>> Begin Records for processing

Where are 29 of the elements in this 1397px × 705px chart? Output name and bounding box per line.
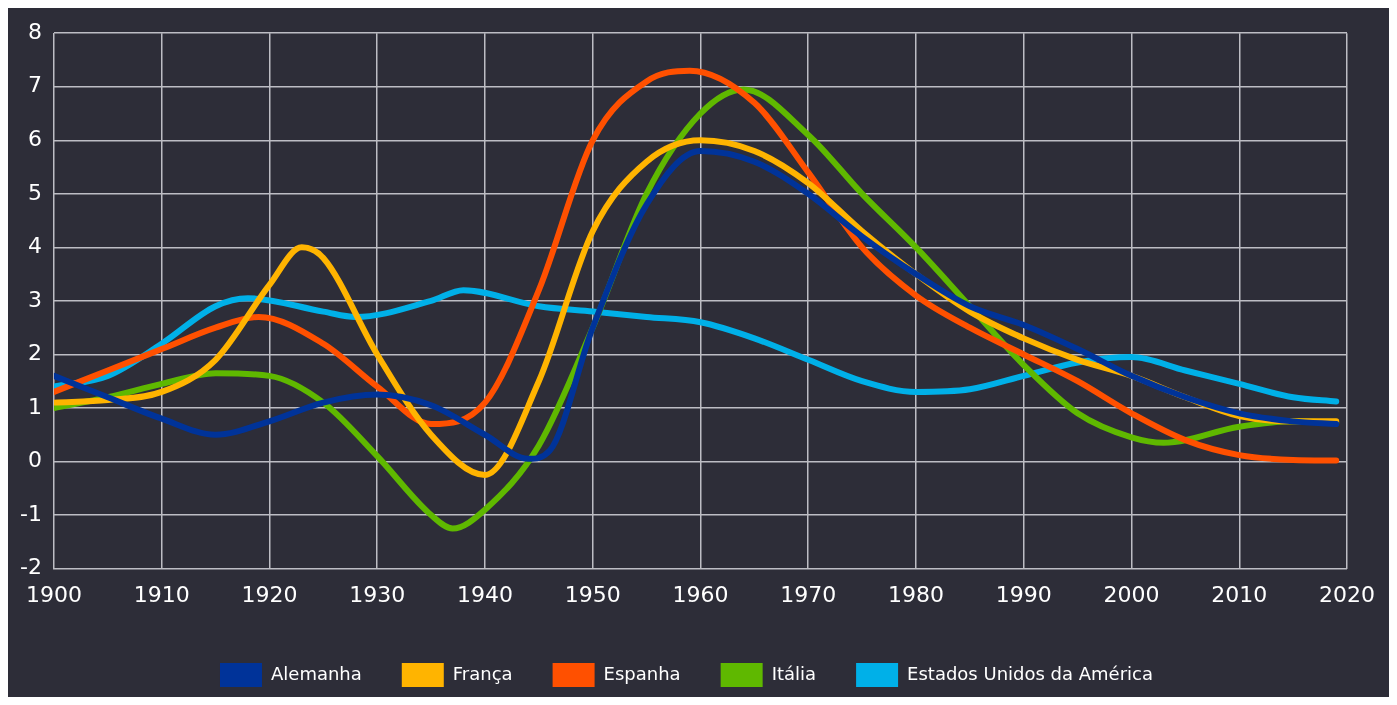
x-tick-label: 2000 xyxy=(1103,581,1160,607)
x-tick-label: 1960 xyxy=(672,581,729,607)
legend-label: Estados Unidos da América xyxy=(907,662,1154,684)
legend-label: França xyxy=(452,662,513,684)
y-tick-label: -1 xyxy=(20,500,42,526)
y-tick-label: 4 xyxy=(27,233,42,259)
x-tick-label: 1900 xyxy=(25,581,82,607)
x-tick-label: 1910 xyxy=(133,581,190,607)
y-tick-label: 6 xyxy=(27,126,42,151)
y-tick-label: 1 xyxy=(27,393,42,419)
x-tick-label: 1920 xyxy=(241,581,298,607)
x-tick-label: 1980 xyxy=(887,581,944,607)
y-tick-label: 2 xyxy=(27,340,42,366)
y-tick-label: 7 xyxy=(27,72,42,98)
y-tick-label: -2 xyxy=(20,554,42,580)
x-tick-label: 1990 xyxy=(995,581,1052,607)
y-tick-label: 0 xyxy=(27,447,42,473)
legend-label: Alemanha xyxy=(270,662,362,684)
x-tick-label: 1940 xyxy=(456,581,513,607)
x-tick-label: 1950 xyxy=(564,581,621,607)
x-tick-label: 1970 xyxy=(780,581,837,607)
y-tick-label: 5 xyxy=(27,179,42,205)
legend-label: Itália xyxy=(771,662,817,684)
x-tick-label: 2020 xyxy=(1319,581,1376,607)
y-tick-label: 8 xyxy=(27,18,42,44)
y-tick-label: 3 xyxy=(27,286,42,312)
legend-label: Espanha xyxy=(603,662,681,684)
x-tick-label: 1930 xyxy=(349,581,406,607)
x-tick-label: 2010 xyxy=(1211,581,1268,607)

>> End Records for processing

▸ **Task prompt**:
Reproduce every line of the entries above verbatim, leaving out the picture.

▸ **Exercise output**:
Where are 29 of the elements in this 1397px × 705px chart? Output name and bounding box per line.
x-tick-label: 2000 xyxy=(1103,581,1160,607)
x-tick-label: 1960 xyxy=(672,581,729,607)
legend-label: Estados Unidos da América xyxy=(907,662,1154,684)
legend-label: França xyxy=(452,662,513,684)
y-tick-label: -1 xyxy=(20,500,42,526)
y-tick-label: 4 xyxy=(27,233,42,259)
x-tick-label: 1900 xyxy=(25,581,82,607)
x-tick-label: 1910 xyxy=(133,581,190,607)
y-tick-label: 6 xyxy=(27,126,42,151)
y-tick-label: 1 xyxy=(27,393,42,419)
x-tick-label: 1920 xyxy=(241,581,298,607)
x-tick-label: 1980 xyxy=(887,581,944,607)
y-tick-label: 2 xyxy=(27,340,42,366)
y-tick-label: 7 xyxy=(27,72,42,98)
y-tick-label: -2 xyxy=(20,554,42,580)
x-tick-label: 1990 xyxy=(995,581,1052,607)
y-tick-label: 0 xyxy=(27,447,42,473)
legend-label: Alemanha xyxy=(270,662,362,684)
x-tick-label: 1940 xyxy=(456,581,513,607)
x-tick-label: 1950 xyxy=(564,581,621,607)
x-tick-label: 1970 xyxy=(780,581,837,607)
y-tick-label: 5 xyxy=(27,179,42,205)
legend-label: Itália xyxy=(771,662,817,684)
x-tick-label: 2020 xyxy=(1319,581,1376,607)
y-tick-label: 8 xyxy=(27,18,42,44)
y-tick-label: 3 xyxy=(27,286,42,312)
legend-label: Espanha xyxy=(603,662,681,684)
x-tick-label: 1930 xyxy=(349,581,406,607)
x-tick-label: 2010 xyxy=(1211,581,1268,607)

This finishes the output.